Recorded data

——————

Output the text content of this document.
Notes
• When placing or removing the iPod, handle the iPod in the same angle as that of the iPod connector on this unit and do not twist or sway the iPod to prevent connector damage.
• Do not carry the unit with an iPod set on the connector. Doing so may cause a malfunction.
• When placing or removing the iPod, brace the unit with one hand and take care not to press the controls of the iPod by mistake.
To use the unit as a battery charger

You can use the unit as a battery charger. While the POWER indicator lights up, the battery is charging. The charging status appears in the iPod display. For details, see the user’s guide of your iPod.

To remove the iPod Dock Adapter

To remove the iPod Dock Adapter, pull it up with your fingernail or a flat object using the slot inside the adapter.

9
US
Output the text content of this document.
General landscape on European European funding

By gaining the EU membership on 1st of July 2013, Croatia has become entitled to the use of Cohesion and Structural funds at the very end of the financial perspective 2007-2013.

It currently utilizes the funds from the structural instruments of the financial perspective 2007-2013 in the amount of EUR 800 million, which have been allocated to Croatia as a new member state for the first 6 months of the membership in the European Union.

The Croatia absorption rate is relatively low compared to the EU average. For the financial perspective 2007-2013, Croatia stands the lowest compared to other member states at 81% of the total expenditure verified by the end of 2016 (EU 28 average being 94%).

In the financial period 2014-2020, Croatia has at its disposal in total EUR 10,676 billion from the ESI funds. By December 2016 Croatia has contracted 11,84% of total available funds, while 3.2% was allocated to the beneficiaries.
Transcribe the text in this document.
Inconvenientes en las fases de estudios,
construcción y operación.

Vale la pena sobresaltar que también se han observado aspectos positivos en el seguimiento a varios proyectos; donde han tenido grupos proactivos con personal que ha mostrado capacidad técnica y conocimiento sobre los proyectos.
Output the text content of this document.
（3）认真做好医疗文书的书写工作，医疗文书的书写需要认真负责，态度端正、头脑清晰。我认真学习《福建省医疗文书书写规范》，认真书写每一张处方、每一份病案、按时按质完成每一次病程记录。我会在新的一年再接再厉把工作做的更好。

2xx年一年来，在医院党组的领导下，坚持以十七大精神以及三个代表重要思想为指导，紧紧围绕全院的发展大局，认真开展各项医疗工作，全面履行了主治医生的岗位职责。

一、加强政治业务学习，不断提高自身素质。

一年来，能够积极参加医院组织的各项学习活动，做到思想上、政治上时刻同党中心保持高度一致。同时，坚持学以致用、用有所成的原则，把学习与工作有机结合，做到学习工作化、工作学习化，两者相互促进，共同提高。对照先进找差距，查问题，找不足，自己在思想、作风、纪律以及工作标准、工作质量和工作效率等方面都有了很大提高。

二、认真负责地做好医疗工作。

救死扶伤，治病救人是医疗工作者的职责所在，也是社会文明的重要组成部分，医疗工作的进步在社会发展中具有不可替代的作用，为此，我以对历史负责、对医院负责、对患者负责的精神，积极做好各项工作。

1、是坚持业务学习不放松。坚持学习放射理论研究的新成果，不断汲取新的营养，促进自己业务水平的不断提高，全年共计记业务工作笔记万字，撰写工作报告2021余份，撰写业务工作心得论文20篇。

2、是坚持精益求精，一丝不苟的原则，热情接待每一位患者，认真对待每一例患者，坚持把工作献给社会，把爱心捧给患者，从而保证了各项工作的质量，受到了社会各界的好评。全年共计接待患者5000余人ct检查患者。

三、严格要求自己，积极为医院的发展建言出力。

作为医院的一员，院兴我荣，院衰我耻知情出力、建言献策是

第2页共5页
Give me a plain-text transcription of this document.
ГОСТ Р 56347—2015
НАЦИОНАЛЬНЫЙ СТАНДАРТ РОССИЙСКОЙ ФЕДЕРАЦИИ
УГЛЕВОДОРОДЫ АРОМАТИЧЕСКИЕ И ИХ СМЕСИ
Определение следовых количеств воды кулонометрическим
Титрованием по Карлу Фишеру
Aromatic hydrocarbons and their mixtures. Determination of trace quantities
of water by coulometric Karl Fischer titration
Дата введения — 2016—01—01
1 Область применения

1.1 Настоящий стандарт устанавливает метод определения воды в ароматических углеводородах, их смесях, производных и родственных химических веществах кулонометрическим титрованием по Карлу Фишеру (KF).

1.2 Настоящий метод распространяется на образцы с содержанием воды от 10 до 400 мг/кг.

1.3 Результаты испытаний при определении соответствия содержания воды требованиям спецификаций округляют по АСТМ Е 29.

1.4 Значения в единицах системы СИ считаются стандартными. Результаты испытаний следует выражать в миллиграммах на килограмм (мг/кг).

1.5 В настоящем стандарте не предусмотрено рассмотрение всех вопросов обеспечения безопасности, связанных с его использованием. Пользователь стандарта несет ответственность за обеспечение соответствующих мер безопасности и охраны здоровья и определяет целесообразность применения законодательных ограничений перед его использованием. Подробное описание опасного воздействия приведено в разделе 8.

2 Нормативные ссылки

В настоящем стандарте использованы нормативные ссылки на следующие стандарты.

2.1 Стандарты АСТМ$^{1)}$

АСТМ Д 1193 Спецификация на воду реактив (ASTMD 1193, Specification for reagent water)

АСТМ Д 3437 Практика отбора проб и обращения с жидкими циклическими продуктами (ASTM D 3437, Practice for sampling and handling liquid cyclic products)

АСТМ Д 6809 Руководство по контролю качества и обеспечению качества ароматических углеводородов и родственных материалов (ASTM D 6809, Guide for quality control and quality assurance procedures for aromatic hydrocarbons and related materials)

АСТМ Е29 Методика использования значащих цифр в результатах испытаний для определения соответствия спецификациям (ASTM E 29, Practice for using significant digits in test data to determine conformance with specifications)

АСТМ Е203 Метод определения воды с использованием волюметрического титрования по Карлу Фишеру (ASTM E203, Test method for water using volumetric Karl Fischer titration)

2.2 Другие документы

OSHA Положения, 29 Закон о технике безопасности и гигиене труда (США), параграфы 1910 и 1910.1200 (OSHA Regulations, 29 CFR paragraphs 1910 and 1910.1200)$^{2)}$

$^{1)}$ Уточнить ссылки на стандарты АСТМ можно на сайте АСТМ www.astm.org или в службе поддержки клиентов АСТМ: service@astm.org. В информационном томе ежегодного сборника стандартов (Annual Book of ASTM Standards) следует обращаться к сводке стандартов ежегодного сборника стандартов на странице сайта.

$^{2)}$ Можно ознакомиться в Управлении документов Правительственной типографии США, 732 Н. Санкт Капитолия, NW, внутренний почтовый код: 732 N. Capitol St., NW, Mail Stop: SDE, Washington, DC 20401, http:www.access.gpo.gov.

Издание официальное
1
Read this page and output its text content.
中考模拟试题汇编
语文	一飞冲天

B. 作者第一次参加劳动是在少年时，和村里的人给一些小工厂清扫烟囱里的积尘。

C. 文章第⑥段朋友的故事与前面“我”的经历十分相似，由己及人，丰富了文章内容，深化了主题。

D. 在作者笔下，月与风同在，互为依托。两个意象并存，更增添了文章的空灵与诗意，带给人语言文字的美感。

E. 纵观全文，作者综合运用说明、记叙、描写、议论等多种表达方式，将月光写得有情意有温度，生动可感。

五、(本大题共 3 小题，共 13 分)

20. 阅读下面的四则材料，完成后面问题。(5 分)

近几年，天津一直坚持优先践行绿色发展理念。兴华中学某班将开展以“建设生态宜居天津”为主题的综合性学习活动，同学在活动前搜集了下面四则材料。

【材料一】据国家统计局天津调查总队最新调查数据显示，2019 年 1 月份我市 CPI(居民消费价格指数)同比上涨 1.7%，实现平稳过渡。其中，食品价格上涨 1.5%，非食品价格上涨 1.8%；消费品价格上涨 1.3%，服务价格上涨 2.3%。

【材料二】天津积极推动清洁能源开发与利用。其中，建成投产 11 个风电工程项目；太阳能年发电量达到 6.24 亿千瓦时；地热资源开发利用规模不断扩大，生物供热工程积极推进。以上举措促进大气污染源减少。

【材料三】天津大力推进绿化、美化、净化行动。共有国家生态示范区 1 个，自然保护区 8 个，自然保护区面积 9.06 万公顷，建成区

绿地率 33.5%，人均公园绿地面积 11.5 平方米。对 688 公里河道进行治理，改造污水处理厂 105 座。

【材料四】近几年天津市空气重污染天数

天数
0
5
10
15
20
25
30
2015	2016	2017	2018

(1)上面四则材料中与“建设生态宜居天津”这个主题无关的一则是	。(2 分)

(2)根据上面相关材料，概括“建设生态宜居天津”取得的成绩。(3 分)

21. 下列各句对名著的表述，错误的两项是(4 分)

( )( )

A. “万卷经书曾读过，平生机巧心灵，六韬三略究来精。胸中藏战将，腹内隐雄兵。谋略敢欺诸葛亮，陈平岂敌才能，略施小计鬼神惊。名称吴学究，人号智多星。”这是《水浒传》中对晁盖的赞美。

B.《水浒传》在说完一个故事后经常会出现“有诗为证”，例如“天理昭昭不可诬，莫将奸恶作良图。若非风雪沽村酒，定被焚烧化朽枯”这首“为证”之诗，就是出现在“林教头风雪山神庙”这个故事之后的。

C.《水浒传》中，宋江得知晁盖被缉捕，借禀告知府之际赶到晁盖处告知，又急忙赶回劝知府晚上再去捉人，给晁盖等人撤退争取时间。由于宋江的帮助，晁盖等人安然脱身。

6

——————

EXERCISE DESCRIPTION —
Pick out each line containing "with" and report it.

THE RESULT —
• Do not carry the unit with an iPod set on the connector. Doing so may cause a malfunction.
• When placing or removing the iPod, brace the unit with one hand and take care not to press the controls of the iPod by mistake.
To remove the iPod Dock Adapter, pull it up with your fingernail or a flat object using the slot inside the adapter.
АСТМ Е29 Методика использования значащих цифр в результатах испытаний для определения соответствия спецификациям (ASTM E 29, Practice for using significant digits in test data to determine conformance with specifications)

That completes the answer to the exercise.